The request ::
State the number of lines that include the string "phased", and write nothing else.

──────────

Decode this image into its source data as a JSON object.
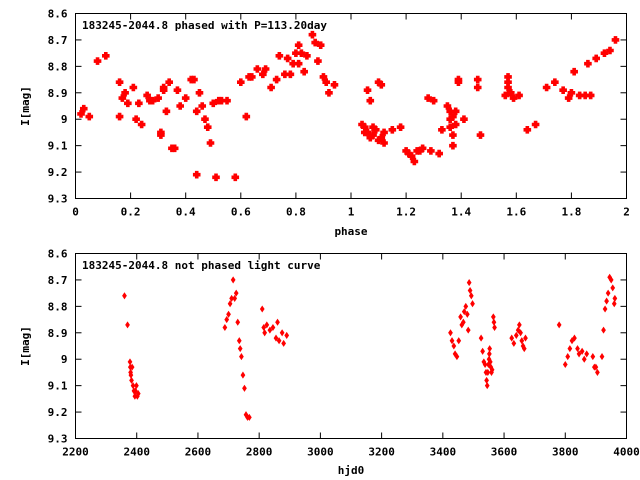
{
  "chart_data": [
    {
      "type": "scatter",
      "title": "183245-2044.8 phased with P=113.20day",
      "xlabel": "phase",
      "ylabel": "I[mag]",
      "xlim": [
        0,
        2
      ],
      "ylim": [
        9.3,
        8.6
      ],
      "y_reversed": true,
      "xticks": [
        "0",
        "0.2",
        "0.4",
        "0.6",
        "0.8",
        "1",
        "1.2",
        "1.4",
        "1.6",
        "1.8",
        "2"
      ],
      "yticks": [
        "8.6",
        "8.7",
        "8.8",
        "8.9",
        "9",
        "9.1",
        "9.2",
        "9.3"
      ],
      "grid": false,
      "marker_color": "#ff0000",
      "points": [
        [
          0.02,
          8.98
        ],
        [
          0.03,
          8.96
        ],
        [
          0.05,
          8.99
        ],
        [
          0.08,
          8.78
        ],
        [
          0.11,
          8.76
        ],
        [
          0.16,
          8.86
        ],
        [
          0.16,
          8.99
        ],
        [
          0.17,
          8.92
        ],
        [
          0.18,
          8.9
        ],
        [
          0.19,
          8.94
        ],
        [
          0.21,
          8.88
        ],
        [
          0.22,
          9.0
        ],
        [
          0.23,
          8.94
        ],
        [
          0.24,
          9.02
        ],
        [
          0.26,
          8.91
        ],
        [
          0.27,
          8.93
        ],
        [
          0.28,
          8.93
        ],
        [
          0.3,
          8.92
        ],
        [
          0.31,
          9.05
        ],
        [
          0.31,
          9.06
        ],
        [
          0.32,
          8.88
        ],
        [
          0.32,
          8.89
        ],
        [
          0.33,
          8.97
        ],
        [
          0.34,
          8.86
        ],
        [
          0.35,
          9.11
        ],
        [
          0.36,
          9.11
        ],
        [
          0.37,
          8.89
        ],
        [
          0.38,
          8.95
        ],
        [
          0.4,
          8.92
        ],
        [
          0.42,
          8.85
        ],
        [
          0.43,
          8.85
        ],
        [
          0.44,
          9.21
        ],
        [
          0.44,
          8.97
        ],
        [
          0.45,
          8.9
        ],
        [
          0.46,
          8.95
        ],
        [
          0.47,
          9.0
        ],
        [
          0.48,
          9.03
        ],
        [
          0.49,
          9.09
        ],
        [
          0.5,
          8.94
        ],
        [
          0.51,
          9.22
        ],
        [
          0.52,
          8.93
        ],
        [
          0.53,
          8.93
        ],
        [
          0.55,
          8.93
        ],
        [
          0.58,
          9.22
        ],
        [
          0.6,
          8.86
        ],
        [
          0.62,
          8.99
        ],
        [
          0.63,
          8.84
        ],
        [
          0.64,
          8.84
        ],
        [
          0.66,
          8.81
        ],
        [
          0.68,
          8.83
        ],
        [
          0.69,
          8.81
        ],
        [
          0.71,
          8.88
        ],
        [
          0.73,
          8.85
        ],
        [
          0.74,
          8.76
        ],
        [
          0.76,
          8.83
        ],
        [
          0.77,
          8.77
        ],
        [
          0.78,
          8.83
        ],
        [
          0.79,
          8.79
        ],
        [
          0.8,
          8.75
        ],
        [
          0.81,
          8.72
        ],
        [
          0.81,
          8.79
        ],
        [
          0.82,
          8.75
        ],
        [
          0.83,
          8.82
        ],
        [
          0.84,
          8.76
        ],
        [
          0.86,
          8.68
        ],
        [
          0.87,
          8.71
        ],
        [
          0.88,
          8.78
        ],
        [
          0.89,
          8.72
        ],
        [
          0.9,
          8.84
        ],
        [
          0.91,
          8.86
        ],
        [
          0.92,
          8.9
        ],
        [
          0.94,
          8.87
        ],
        [
          1.04,
          9.02
        ],
        [
          1.05,
          9.03
        ],
        [
          1.05,
          9.05
        ],
        [
          1.06,
          8.89
        ],
        [
          1.06,
          9.05
        ],
        [
          1.07,
          8.93
        ],
        [
          1.07,
          9.07
        ],
        [
          1.08,
          9.03
        ],
        [
          1.08,
          9.06
        ],
        [
          1.09,
          9.04
        ],
        [
          1.1,
          8.86
        ],
        [
          1.1,
          9.08
        ],
        [
          1.11,
          9.07
        ],
        [
          1.11,
          8.87
        ],
        [
          1.12,
          9.09
        ],
        [
          1.12,
          9.05
        ],
        [
          1.15,
          9.04
        ],
        [
          1.18,
          9.03
        ],
        [
          1.2,
          9.12
        ],
        [
          1.21,
          9.13
        ],
        [
          1.22,
          9.14
        ],
        [
          1.23,
          9.16
        ],
        [
          1.24,
          9.12
        ],
        [
          1.25,
          9.12
        ],
        [
          1.26,
          9.11
        ],
        [
          1.28,
          8.92
        ],
        [
          1.29,
          9.12
        ],
        [
          1.3,
          8.93
        ],
        [
          1.32,
          9.13
        ],
        [
          1.33,
          9.04
        ],
        [
          1.35,
          8.95
        ],
        [
          1.36,
          8.97
        ],
        [
          1.36,
          9.0
        ],
        [
          1.36,
          9.03
        ],
        [
          1.37,
          8.99
        ],
        [
          1.37,
          9.06
        ],
        [
          1.37,
          9.1
        ],
        [
          1.38,
          8.97
        ],
        [
          1.38,
          9.02
        ],
        [
          1.39,
          8.86
        ],
        [
          1.39,
          8.85
        ],
        [
          1.41,
          9.0
        ],
        [
          1.46,
          8.85
        ],
        [
          1.46,
          8.88
        ],
        [
          1.47,
          9.06
        ],
        [
          1.56,
          8.91
        ],
        [
          1.57,
          8.84
        ],
        [
          1.57,
          8.86
        ],
        [
          1.57,
          8.88
        ],
        [
          1.58,
          8.9
        ],
        [
          1.59,
          8.92
        ],
        [
          1.61,
          8.91
        ],
        [
          1.64,
          9.04
        ],
        [
          1.67,
          9.02
        ],
        [
          1.71,
          8.88
        ],
        [
          1.74,
          8.86
        ],
        [
          1.77,
          8.89
        ],
        [
          1.79,
          8.92
        ],
        [
          1.8,
          8.9
        ],
        [
          1.81,
          8.82
        ],
        [
          1.83,
          8.91
        ],
        [
          1.85,
          8.91
        ],
        [
          1.86,
          8.79
        ],
        [
          1.87,
          8.91
        ],
        [
          1.89,
          8.77
        ],
        [
          1.92,
          8.75
        ],
        [
          1.94,
          8.74
        ],
        [
          1.96,
          8.7
        ]
      ]
    },
    {
      "type": "scatter",
      "title": "183245-2044.8 not phased light curve",
      "xlabel": "hjd0",
      "ylabel": "I[mag]",
      "xlim": [
        2200,
        4000
      ],
      "ylim": [
        9.3,
        8.6
      ],
      "y_reversed": true,
      "xticks": [
        "2200",
        "2400",
        "2600",
        "2800",
        "3000",
        "3200",
        "3400",
        "3600",
        "3800",
        "4000"
      ],
      "yticks": [
        "8.6",
        "8.7",
        "8.8",
        "8.9",
        "9",
        "9.1",
        "9.2",
        "9.3"
      ],
      "grid": false,
      "marker_color": "#ff0000",
      "points": [
        [
          2360,
          8.76
        ],
        [
          2370,
          8.87
        ],
        [
          2378,
          9.01
        ],
        [
          2379,
          9.03
        ],
        [
          2380,
          9.05
        ],
        [
          2381,
          9.06
        ],
        [
          2383,
          9.08
        ],
        [
          2385,
          9.03
        ],
        [
          2388,
          9.1
        ],
        [
          2391,
          9.12
        ],
        [
          2394,
          9.14
        ],
        [
          2396,
          9.12
        ],
        [
          2399,
          9.1
        ],
        [
          2402,
          9.14
        ],
        [
          2405,
          9.13
        ],
        [
          2688,
          8.88
        ],
        [
          2694,
          8.85
        ],
        [
          2700,
          8.83
        ],
        [
          2705,
          8.79
        ],
        [
          2710,
          8.77
        ],
        [
          2715,
          8.7
        ],
        [
          2720,
          8.77
        ],
        [
          2725,
          8.75
        ],
        [
          2730,
          8.86
        ],
        [
          2735,
          8.93
        ],
        [
          2738,
          8.96
        ],
        [
          2742,
          8.99
        ],
        [
          2747,
          9.06
        ],
        [
          2752,
          9.11
        ],
        [
          2757,
          9.21
        ],
        [
          2762,
          9.22
        ],
        [
          2768,
          9.22
        ],
        [
          2810,
          8.81
        ],
        [
          2815,
          8.88
        ],
        [
          2818,
          8.9
        ],
        [
          2825,
          8.87
        ],
        [
          2835,
          8.89
        ],
        [
          2845,
          8.88
        ],
        [
          2855,
          8.92
        ],
        [
          2860,
          8.86
        ],
        [
          2865,
          8.93
        ],
        [
          2875,
          8.9
        ],
        [
          2880,
          8.94
        ],
        [
          2890,
          8.91
        ],
        [
          3425,
          8.9
        ],
        [
          3430,
          8.93
        ],
        [
          3436,
          8.95
        ],
        [
          3440,
          8.98
        ],
        [
          3446,
          8.99
        ],
        [
          3452,
          8.93
        ],
        [
          3458,
          8.84
        ],
        [
          3462,
          8.87
        ],
        [
          3467,
          8.86
        ],
        [
          3470,
          8.82
        ],
        [
          3475,
          8.8
        ],
        [
          3480,
          8.83
        ],
        [
          3483,
          8.89
        ],
        [
          3486,
          8.71
        ],
        [
          3489,
          8.74
        ],
        [
          3493,
          8.76
        ],
        [
          3497,
          8.79
        ],
        [
          3525,
          8.92
        ],
        [
          3530,
          8.97
        ],
        [
          3534,
          9.01
        ],
        [
          3538,
          9.02
        ],
        [
          3541,
          9.05
        ],
        [
          3543,
          9.08
        ],
        [
          3545,
          9.1
        ],
        [
          3547,
          9.05
        ],
        [
          3549,
          9.02
        ],
        [
          3551,
          9.0
        ],
        [
          3552,
          8.98
        ],
        [
          3553,
          8.96
        ],
        [
          3555,
          9.01
        ],
        [
          3557,
          9.03
        ],
        [
          3559,
          9.05
        ],
        [
          3561,
          9.04
        ],
        [
          3565,
          8.84
        ],
        [
          3567,
          8.86
        ],
        [
          3569,
          8.88
        ],
        [
          3625,
          8.92
        ],
        [
          3632,
          8.94
        ],
        [
          3640,
          8.91
        ],
        [
          3646,
          8.89
        ],
        [
          3650,
          8.87
        ],
        [
          3654,
          8.9
        ],
        [
          3658,
          8.93
        ],
        [
          3662,
          8.95
        ],
        [
          3666,
          8.96
        ],
        [
          3670,
          8.92
        ],
        [
          3780,
          8.87
        ],
        [
          3800,
          9.02
        ],
        [
          3808,
          8.99
        ],
        [
          3815,
          8.96
        ],
        [
          3822,
          8.93
        ],
        [
          3830,
          8.92
        ],
        [
          3840,
          8.96
        ],
        [
          3845,
          8.98
        ],
        [
          3855,
          8.97
        ],
        [
          3862,
          9.0
        ],
        [
          3870,
          8.98
        ],
        [
          3890,
          8.99
        ],
        [
          3895,
          9.03
        ],
        [
          3900,
          9.03
        ],
        [
          3905,
          9.05
        ],
        [
          3920,
          8.99
        ],
        [
          3925,
          8.89
        ],
        [
          3930,
          8.81
        ],
        [
          3935,
          8.78
        ],
        [
          3940,
          8.75
        ],
        [
          3945,
          8.69
        ],
        [
          3950,
          8.7
        ],
        [
          3955,
          8.73
        ],
        [
          3960,
          8.79
        ],
        [
          3962,
          8.77
        ]
      ]
    }
  ]
}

──────────

Full response ::
2